_Texte à lire_.

● ● ● ● ●

P. S. C'était comment chez Julien Green ? son mobilier ? des tableaux ? (oui, je suis parfois d'une curiosité de concierge, mais depuis que j'ai lu La Distinction - on revient ainsi à la notion de classe sociale ...)

CHROUM-BADABAN a dit…

Oui, j'aurais dû écrire "finissait par accepter l'autre.. " !
Parce que rien ne va de soit face aux autres ... l'Enfer, ce sont toujours les autres ! Puis, des autres, on finit par en avoir besoin. Pour ne citer que Fernand Raynaud : "Il vint manger notre pain, alors il est parti : il était boulanger !"
Victime de ses conquêtes sociales, je ne pense pas, la Sécu (la Sociale !), les congés payés, la retraite, les wouites heures, ce sont de bonnes choses. Victimes plutôt du mercantilisme et de la publicité qui sont parvenus à salir les bonnes choses au point d'en faire une norme de vie. Je vous salie ma rue comme disait l'Autre !
Parfois je regarde une devanture de magasin et il s'y expose une kyrielle d'objets invraisemblables de toutes les couleurs et qui ne servent à rien d'autre qu'à être vendus ! C'est un labyrinthe où personne ne trouve la sortie. Ne pas y entrer réclame de l'énergie !

Cornus a dit…

Une émouvante évocation.

Pippo a dit…

A Chroum-Badabam, "sans vouloir polémiquer", si la bonté de Calyste le permet encore.

● ● ● ● ●

_Données enregistrées_.

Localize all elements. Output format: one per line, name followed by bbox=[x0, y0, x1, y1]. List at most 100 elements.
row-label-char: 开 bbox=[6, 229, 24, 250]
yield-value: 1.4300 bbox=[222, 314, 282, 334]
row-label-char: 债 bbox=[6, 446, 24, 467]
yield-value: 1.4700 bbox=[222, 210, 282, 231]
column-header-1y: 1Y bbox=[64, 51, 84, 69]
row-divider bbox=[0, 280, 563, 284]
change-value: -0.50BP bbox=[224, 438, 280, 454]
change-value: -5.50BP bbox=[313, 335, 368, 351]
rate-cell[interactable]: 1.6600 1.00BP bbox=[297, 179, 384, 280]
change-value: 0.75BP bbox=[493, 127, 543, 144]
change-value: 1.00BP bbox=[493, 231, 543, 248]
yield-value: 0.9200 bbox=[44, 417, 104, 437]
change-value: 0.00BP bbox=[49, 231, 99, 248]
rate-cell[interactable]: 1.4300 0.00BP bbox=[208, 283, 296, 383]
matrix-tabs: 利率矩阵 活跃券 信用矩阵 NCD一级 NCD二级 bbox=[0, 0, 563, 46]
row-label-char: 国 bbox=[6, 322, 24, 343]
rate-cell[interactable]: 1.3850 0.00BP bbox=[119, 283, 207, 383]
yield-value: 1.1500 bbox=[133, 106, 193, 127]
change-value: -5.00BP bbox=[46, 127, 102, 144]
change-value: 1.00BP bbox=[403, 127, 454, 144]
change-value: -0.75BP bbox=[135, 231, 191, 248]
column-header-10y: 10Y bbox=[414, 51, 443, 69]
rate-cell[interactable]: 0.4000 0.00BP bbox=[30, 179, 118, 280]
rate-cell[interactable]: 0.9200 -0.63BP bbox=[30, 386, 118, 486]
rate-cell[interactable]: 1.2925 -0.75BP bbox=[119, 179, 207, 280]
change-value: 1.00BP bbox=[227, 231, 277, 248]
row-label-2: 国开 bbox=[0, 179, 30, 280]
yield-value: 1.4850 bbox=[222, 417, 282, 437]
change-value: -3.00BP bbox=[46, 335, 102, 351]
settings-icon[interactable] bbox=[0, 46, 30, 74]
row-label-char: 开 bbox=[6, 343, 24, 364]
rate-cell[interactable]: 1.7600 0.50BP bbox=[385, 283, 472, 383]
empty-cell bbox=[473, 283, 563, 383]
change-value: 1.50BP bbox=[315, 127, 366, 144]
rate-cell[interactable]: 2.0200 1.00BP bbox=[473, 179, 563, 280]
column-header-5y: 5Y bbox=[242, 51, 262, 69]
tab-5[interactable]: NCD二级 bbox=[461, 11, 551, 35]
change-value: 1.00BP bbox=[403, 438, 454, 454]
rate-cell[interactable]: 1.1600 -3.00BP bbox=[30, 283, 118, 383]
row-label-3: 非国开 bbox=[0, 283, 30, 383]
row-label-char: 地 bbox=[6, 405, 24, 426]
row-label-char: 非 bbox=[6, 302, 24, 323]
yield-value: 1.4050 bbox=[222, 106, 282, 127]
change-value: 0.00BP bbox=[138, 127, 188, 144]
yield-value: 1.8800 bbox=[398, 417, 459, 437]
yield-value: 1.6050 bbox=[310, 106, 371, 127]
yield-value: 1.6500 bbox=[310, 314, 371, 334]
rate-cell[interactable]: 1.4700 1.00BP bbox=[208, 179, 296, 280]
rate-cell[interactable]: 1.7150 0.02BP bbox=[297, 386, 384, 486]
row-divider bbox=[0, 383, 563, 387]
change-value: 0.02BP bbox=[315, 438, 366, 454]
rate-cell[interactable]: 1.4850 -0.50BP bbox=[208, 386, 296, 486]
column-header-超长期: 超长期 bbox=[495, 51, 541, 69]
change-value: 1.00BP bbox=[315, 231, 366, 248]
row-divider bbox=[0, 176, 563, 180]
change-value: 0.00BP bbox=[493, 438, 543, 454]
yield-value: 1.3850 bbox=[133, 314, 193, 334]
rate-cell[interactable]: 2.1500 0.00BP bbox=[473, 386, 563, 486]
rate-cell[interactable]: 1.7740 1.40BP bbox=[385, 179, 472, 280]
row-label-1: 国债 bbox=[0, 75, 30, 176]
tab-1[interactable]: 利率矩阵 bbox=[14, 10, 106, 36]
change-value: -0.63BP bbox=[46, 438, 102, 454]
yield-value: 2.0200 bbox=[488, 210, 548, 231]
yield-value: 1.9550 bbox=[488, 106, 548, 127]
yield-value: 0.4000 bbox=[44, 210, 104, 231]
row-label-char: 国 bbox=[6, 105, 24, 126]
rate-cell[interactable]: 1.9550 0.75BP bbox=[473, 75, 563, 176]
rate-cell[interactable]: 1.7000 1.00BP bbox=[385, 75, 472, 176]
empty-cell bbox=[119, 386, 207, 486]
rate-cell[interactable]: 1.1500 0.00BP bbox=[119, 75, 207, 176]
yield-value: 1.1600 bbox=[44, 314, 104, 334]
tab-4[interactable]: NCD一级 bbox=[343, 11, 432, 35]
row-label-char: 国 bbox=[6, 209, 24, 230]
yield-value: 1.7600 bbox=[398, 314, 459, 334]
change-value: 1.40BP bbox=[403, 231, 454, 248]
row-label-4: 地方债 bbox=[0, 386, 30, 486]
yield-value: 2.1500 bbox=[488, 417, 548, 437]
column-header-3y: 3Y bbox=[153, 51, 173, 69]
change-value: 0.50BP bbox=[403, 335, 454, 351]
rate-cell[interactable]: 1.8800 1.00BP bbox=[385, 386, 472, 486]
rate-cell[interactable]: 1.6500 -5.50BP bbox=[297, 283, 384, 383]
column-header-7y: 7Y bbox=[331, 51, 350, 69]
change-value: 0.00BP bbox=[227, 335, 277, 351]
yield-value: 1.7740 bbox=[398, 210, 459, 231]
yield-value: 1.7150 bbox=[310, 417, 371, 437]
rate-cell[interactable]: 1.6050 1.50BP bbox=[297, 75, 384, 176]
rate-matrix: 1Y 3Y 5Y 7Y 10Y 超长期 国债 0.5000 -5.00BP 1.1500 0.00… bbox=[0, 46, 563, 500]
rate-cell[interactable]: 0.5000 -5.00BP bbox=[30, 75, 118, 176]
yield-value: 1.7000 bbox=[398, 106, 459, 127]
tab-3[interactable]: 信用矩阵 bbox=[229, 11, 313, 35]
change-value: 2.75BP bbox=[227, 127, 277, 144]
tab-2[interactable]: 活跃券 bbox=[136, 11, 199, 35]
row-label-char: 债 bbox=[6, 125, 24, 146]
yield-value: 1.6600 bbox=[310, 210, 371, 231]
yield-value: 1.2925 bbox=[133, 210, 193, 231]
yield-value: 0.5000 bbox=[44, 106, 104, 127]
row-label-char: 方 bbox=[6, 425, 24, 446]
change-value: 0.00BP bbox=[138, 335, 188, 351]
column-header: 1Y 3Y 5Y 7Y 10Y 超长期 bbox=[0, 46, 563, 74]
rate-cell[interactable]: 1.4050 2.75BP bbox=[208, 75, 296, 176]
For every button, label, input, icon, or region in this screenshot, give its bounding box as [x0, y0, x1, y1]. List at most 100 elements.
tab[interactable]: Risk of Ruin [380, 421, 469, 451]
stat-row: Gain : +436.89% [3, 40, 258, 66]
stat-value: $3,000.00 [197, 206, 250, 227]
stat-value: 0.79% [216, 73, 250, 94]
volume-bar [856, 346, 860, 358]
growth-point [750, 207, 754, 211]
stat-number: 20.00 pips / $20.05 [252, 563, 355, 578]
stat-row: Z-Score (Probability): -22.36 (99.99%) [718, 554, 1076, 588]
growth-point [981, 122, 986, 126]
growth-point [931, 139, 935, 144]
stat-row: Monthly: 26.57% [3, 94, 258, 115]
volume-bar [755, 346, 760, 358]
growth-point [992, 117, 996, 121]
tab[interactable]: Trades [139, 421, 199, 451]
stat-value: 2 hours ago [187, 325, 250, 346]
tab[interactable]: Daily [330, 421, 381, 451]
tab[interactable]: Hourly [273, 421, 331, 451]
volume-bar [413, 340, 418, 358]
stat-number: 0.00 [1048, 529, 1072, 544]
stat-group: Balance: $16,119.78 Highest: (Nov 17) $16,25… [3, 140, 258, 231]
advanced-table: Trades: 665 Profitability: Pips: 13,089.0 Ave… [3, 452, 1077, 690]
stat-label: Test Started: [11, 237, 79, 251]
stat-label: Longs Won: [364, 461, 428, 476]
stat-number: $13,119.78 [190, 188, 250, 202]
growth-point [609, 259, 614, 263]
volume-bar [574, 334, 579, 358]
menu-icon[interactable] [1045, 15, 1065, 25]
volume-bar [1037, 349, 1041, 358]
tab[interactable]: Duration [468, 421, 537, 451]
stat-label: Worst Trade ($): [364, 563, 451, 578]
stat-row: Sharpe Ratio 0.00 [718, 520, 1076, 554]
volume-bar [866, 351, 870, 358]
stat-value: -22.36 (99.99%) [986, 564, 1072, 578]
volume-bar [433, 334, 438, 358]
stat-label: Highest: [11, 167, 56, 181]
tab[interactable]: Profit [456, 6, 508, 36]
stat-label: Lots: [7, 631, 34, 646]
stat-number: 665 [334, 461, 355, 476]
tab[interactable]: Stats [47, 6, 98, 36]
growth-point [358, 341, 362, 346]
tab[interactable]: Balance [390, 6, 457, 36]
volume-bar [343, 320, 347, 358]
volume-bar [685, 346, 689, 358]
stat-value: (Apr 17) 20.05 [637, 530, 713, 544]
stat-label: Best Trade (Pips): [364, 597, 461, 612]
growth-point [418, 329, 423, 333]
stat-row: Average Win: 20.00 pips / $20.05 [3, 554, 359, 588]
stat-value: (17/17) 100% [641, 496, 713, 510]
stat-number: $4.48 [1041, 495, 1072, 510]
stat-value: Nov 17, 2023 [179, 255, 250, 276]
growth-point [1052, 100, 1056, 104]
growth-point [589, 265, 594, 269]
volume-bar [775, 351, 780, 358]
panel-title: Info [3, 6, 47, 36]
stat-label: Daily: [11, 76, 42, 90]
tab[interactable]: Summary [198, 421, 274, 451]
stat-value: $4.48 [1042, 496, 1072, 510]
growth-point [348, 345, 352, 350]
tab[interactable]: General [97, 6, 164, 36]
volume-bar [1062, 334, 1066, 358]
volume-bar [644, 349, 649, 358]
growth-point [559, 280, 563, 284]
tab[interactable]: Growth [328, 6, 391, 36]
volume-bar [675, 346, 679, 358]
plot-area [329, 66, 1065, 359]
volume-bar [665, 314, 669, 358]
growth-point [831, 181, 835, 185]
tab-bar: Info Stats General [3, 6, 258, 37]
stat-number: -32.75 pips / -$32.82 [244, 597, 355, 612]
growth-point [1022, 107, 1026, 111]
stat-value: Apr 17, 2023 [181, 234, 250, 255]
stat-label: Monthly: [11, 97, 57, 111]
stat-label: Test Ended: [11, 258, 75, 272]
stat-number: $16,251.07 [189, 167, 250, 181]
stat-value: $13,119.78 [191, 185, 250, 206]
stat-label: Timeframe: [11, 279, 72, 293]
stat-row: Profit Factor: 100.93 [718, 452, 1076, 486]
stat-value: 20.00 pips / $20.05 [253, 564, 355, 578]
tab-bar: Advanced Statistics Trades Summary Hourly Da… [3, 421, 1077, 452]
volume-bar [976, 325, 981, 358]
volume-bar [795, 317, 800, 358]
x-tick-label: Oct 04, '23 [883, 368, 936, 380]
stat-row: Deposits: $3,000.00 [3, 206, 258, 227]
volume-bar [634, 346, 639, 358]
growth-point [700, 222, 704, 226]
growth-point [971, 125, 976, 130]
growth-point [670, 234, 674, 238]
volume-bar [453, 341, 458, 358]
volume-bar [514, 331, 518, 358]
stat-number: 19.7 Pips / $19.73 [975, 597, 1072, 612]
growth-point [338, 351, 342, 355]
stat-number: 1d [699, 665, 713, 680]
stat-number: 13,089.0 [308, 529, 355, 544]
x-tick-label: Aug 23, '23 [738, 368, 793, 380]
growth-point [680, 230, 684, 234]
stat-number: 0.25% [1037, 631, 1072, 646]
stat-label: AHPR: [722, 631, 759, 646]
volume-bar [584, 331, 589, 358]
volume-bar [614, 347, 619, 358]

● ● ● ● ●

_Tâches à réaliser_.
1 – Relevez dans l'échange de commentaires tous les pseudonymes suivis des mots « a dit… ».
2 – Renvoyez le passage de l'échange de commentaires qui commence par « Victime de ses » et se poursuit jusqu'à « disait l'Autre ! ».

_Réponses aux tâches_.
1 – CHROUM-BADABAN, Cornus, Pippo

2 –
Victime de ses conquêtes sociales, je ne pense pas, la Sécu (la Sociale !), les congés payés, la retraite, les wouites heures, ce sont de bonnes choses. Victimes plutôt du mercantilisme et de la publicité qui sont parvenus à salir les bonnes choses au point d'en faire une norme de vie. Je vous salie ma rue comme disait l'Autre !